■ Input data
** begin **

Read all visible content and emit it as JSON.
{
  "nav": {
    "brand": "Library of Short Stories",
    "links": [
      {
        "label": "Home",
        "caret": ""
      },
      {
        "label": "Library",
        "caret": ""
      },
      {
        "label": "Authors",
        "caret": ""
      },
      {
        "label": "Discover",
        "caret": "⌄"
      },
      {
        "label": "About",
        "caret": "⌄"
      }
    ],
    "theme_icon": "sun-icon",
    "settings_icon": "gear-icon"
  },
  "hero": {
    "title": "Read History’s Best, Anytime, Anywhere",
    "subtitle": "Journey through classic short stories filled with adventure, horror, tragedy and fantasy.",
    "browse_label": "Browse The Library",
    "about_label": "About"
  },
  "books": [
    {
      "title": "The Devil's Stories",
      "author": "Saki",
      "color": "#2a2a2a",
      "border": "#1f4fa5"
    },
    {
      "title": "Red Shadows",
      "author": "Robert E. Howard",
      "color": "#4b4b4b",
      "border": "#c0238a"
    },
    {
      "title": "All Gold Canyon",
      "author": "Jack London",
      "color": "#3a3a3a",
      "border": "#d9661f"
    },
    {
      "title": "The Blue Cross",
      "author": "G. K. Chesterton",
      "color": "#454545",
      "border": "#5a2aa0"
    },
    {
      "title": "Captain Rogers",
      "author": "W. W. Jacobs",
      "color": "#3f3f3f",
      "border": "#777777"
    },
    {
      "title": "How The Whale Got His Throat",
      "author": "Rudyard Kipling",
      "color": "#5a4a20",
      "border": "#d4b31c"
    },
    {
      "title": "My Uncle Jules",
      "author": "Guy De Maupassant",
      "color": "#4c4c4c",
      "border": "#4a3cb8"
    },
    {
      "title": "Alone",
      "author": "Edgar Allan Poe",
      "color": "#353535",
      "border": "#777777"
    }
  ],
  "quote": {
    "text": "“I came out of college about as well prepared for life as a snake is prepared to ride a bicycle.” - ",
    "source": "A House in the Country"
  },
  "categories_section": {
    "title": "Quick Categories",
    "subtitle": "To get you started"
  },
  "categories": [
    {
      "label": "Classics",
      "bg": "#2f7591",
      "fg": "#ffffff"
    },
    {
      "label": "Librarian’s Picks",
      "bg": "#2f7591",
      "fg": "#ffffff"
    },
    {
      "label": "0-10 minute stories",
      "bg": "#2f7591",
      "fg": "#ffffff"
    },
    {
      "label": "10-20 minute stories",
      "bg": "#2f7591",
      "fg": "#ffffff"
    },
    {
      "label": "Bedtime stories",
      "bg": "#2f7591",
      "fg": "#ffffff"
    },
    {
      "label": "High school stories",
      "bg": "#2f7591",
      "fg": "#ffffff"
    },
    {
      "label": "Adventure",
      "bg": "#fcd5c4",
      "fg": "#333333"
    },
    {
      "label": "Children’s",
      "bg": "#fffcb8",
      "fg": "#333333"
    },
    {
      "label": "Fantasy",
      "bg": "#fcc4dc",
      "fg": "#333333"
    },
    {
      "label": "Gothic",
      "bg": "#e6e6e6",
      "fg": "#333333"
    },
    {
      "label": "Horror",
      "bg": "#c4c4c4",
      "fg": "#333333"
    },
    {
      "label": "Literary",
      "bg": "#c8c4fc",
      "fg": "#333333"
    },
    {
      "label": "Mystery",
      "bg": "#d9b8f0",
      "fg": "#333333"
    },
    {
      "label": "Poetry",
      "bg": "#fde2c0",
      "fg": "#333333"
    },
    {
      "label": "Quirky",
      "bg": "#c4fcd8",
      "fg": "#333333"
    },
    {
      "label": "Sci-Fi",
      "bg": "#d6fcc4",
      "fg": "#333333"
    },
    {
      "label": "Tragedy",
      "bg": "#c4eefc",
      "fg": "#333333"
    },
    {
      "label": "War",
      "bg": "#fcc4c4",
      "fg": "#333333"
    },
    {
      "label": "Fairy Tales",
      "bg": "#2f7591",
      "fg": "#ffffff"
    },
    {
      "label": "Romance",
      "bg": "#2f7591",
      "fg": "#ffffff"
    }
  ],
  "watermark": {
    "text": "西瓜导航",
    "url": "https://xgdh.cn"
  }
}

** end **

■ What is asked
Transcribe the whole listing exactly.

■ Completed exercise
Read all visible content and emit it as JSON.
{
  "nav": {
    "brand": "Library of Short Stories",
    "links": [
      {
        "label": "Home",
        "caret": ""
      },
      {
        "label": "Library",
        "caret": ""
      },
      {
        "label": "Authors",
        "caret": ""
      },
      {
        "label": "Discover",
        "caret": "⌄"
      },
      {
        "label": "About",
        "caret": "⌄"
      }
    ],
    "theme_icon": "sun-icon",
    "settings_icon": "gear-icon"
  },
  "hero": {
    "title": "Read History’s Best, Anytime, Anywhere",
    "subtitle": "Journey through classic short stories filled with adventure, horror, tragedy and fantasy.",
    "browse_label": "Browse The Library",
    "about_label": "About"
  },
  "books": [
    {
      "title": "The Devil's Stories",
      "author": "Saki",
      "color": "#2a2a2a",
      "border": "#1f4fa5"
    },
    {
      "title": "Red Shadows",
      "author": "Robert E. Howard",
      "color": "#4b4b4b",
      "border": "#c0238a"
    },
    {
      "title": "All Gold Canyon",
      "author": "Jack London",
      "color": "#3a3a3a",
      "border": "#d9661f"
    },
    {
      "title": "The Blue Cross",
      "author": "G. K. Chesterton",
      "color": "#454545",
      "border": "#5a2aa0"
    },
    {
      "title": "Captain Rogers",
      "author": "W. W. Jacobs",
      "color": "#3f3f3f",
      "border": "#777777"
    },
    {
      "title": "How The Whale Got His Throat",
      "author": "Rudyard Kipling",
      "color": "#5a4a20",
      "border": "#d4b31c"
    },
    {
      "title": "My Uncle Jules",
      "author": "Guy De Maupassant",
      "color": "#4c4c4c",
      "border": "#4a3cb8"
    },
    {
      "title": "Alone",
      "author": "Edgar Allan Poe",
      "color": "#353535",
      "border": "#777777"
    }
  ],
  "quote": {
    "text": "“I came out of college about as well prepared for life as a snake is prepared to ride a bicycle.” - ",
    "source": "A House in the Country"
  },
  "categories_section": {
    "title": "Quick Categories",
    "subtitle": "To get you started"
  },
  "categories": [
    {
      "label": "Classics",
      "bg": "#2f7591",
      "fg": "#ffffff"
    },
    {
      "label": "Librarian’s Picks",
      "bg": "#2f7591",
      "fg": "#ffffff"
    },
    {
      "label": "0-10 minute stories",
      "bg": "#2f7591",
      "fg": "#ffffff"
    },
    {
      "label": "10-20 minute stories",
      "bg": "#2f7591",
      "fg": "#ffffff"
    },
    {
      "label": "Bedtime stories",
      "bg": "#2f7591",
      "fg": "#ffffff"
    },
    {
      "label": "High school stories",
      "bg": "#2f7591",
      "fg": "#ffffff"
    },
    {
      "label": "Adventure",
      "bg": "#fcd5c4",
      "fg": "#333333"
    },
    {
      "label": "Children’s",
      "bg": "#fffcb8",
      "fg": "#333333"
    },
    {
      "label": "Fantasy",
      "bg": "#fcc4dc",
      "fg": "#333333"
    },
    {
      "label": "Gothic",
      "bg": "#e6e6e6",
      "fg": "#333333"
    },
    {
      "label": "Horror",
      "bg": "#c4c4c4",
      "fg": "#333333"
    },
    {
      "label": "Literary",
      "bg": "#c8c4fc",
      "fg": "#333333"
    },
    {
      "label": "Mystery",
      "bg": "#d9b8f0",
      "fg": "#333333"
    },
    {
      "label": "Poetry",
      "bg": "#fde2c0",
      "fg": "#333333"
    },
    {
      "label": "Quirky",
      "bg": "#c4fcd8",
      "fg": "#333333"
    },
    {
      "label": "Sci-Fi",
      "bg": "#d6fcc4",
      "fg": "#333333"
    },
    {
      "label": "Tragedy",
      "bg": "#c4eefc",
      "fg": "#333333"
    },
    {
      "label": "War",
      "bg": "#fcc4c4",
      "fg": "#333333"
    },
    {
      "label": "Fairy Tales",
      "bg": "#2f7591",
      "fg": "#ffffff"
    },
    {
      "label": "Romance",
      "bg": "#2f7591",
      "fg": "#ffffff"
    }
  ],
  "watermark": {
    "text": "西瓜导航",
    "url": "https://xgdh.cn"
  }
}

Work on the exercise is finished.